* begin SUPPLIED INFORMATION *

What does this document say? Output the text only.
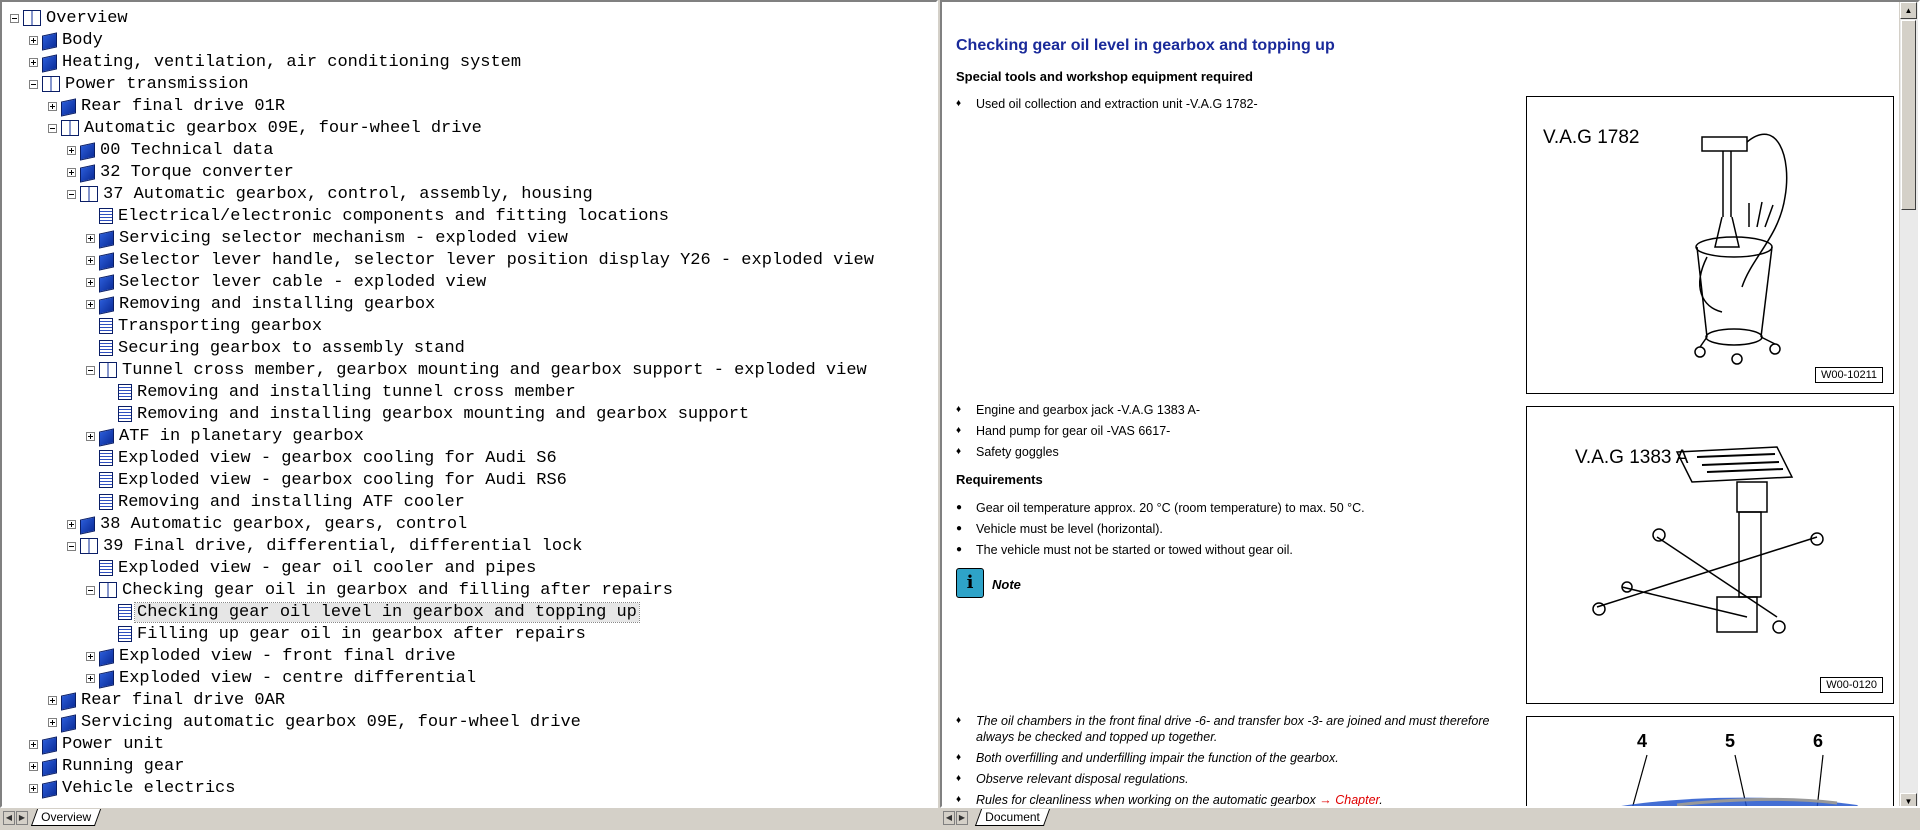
Overview
Body
Heating, ventilation, air conditioning system
Power transmission
Rear final drive 01R
Automatic gearbox 09E, four-wheel drive
00 Technical data
32 Torque converter
37 Automatic gearbox, control, assembly, housing
Electrical/electronic components and fitting locations
Servicing selector mechanism - exploded view
Selector lever handle, selector lever position display Y26 - exploded view
Selector lever cable - exploded view
Removing and installing gearbox
Transporting gearbox
Securing gearbox to assembly stand
Tunnel cross member, gearbox mounting and gearbox support - exploded view
Removing and installing tunnel cross member
Removing and installing gearbox mounting and gearbox support
ATF in planetary gearbox
Exploded view - gearbox cooling for Audi S6
Exploded view - gearbox cooling for Audi RS6
Removing and installing ATF cooler
38 Automatic gearbox, gears, control
39 Final drive, differential, differential lock
Exploded view - gear oil cooler and pipes
Checking gear oil in gearbox and filling after repairs
Checking gear oil level in gearbox and topping up
Filling up gear oil in gearbox after repairs
Exploded view - front final drive
Exploded view - centre differential
Rear final drive 0AR
Servicing automatic gearbox 09E, four-wheel drive
Power unit
Running gear
Vehicle electrics
◀ ▶	Overview
Checking gear oil level in gearbox and topping up
Special tools and workshop equipment required
♦ Used oil collection and extraction unit -V.A.G 1782-
♦ Engine and gearbox jack -V.A.G 1383 A-
♦ Hand pump for gear oil -VAS 6617-
♦ Safety goggles
Requirements
● Gear oil temperature approx. 20 °C (room temperature) to max. 50 °C.
● Vehicle must be level (horizontal).
● The vehicle must not be started or towed without gear oil.
i	Note
♦ The oil chambers in the front final drive -6- and transfer box -3- are joined and must therefore always be checked and topped up together.
♦ Both overfilling and underfilling impair the function of the gearbox.
♦ Observe relevant disposal regulations.
♦ Rules for cleanliness when working on the automatic gearbox → Chapter.
V.A.G 1782
W00-10211
V.A.G 1383 A
W00-0120
4	5	6
▲
▼
◀ ▶	Document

* end SUPPLIED INFORMATION *

Reproduce each line word for word and drop the pictures.

What does this document say? Output the text only.
Overview
Body
Heating, ventilation, air conditioning system
Power transmission
Rear final drive 01R
Automatic gearbox 09E, four-wheel drive
00 Technical data
32 Torque converter
37 Automatic gearbox, control, assembly, housing
Electrical/electronic components and fitting locations
Servicing selector mechanism - exploded view
Selector lever handle, selector lever position display Y26 - exploded view
Selector lever cable - exploded view
Removing and installing gearbox
Transporting gearbox
Securing gearbox to assembly stand
Tunnel cross member, gearbox mounting and gearbox support - exploded view
Removing and installing tunnel cross member
Removing and installing gearbox mounting and gearbox support
ATF in planetary gearbox
Exploded view - gearbox cooling for Audi S6
Exploded view - gearbox cooling for Audi RS6
Removing and installing ATF cooler
38 Automatic gearbox, gears, control
39 Final drive, differential, differential lock
Exploded view - gear oil cooler and pipes
Checking gear oil in gearbox and filling after repairs
Checking gear oil level in gearbox and topping up
Filling up gear oil in gearbox after repairs
Exploded view - front final drive
Exploded view - centre differential
Rear final drive 0AR
Servicing automatic gearbox 09E, four-wheel drive
Power unit
Running gear
Vehicle electrics
◀ ▶	Overview
Checking gear oil level in gearbox and topping up
Special tools and workshop equipment required
♦ Used oil collection and extraction unit -V.A.G 1782-
♦ Engine and gearbox jack -V.A.G 1383 A-
♦ Hand pump for gear oil -VAS 6617-
♦ Safety goggles
Requirements
● Gear oil temperature approx. 20 °C (room temperature) to max. 50 °C.
● Vehicle must be level (horizontal).
● The vehicle must not be started or towed without gear oil.
i	Note
♦ The oil chambers in the front final drive -6- and transfer box -3- are joined and must therefore always be checked and topped up together.
♦ Both overfilling and underfilling impair the function of the gearbox.
♦ Observe relevant disposal regulations.
♦ Rules for cleanliness when working on the automatic gearbox → Chapter.
V.A.G 1782
W00-10211
V.A.G 1383 A
W00-0120
4	5	6
▲
▼
◀ ▶	Document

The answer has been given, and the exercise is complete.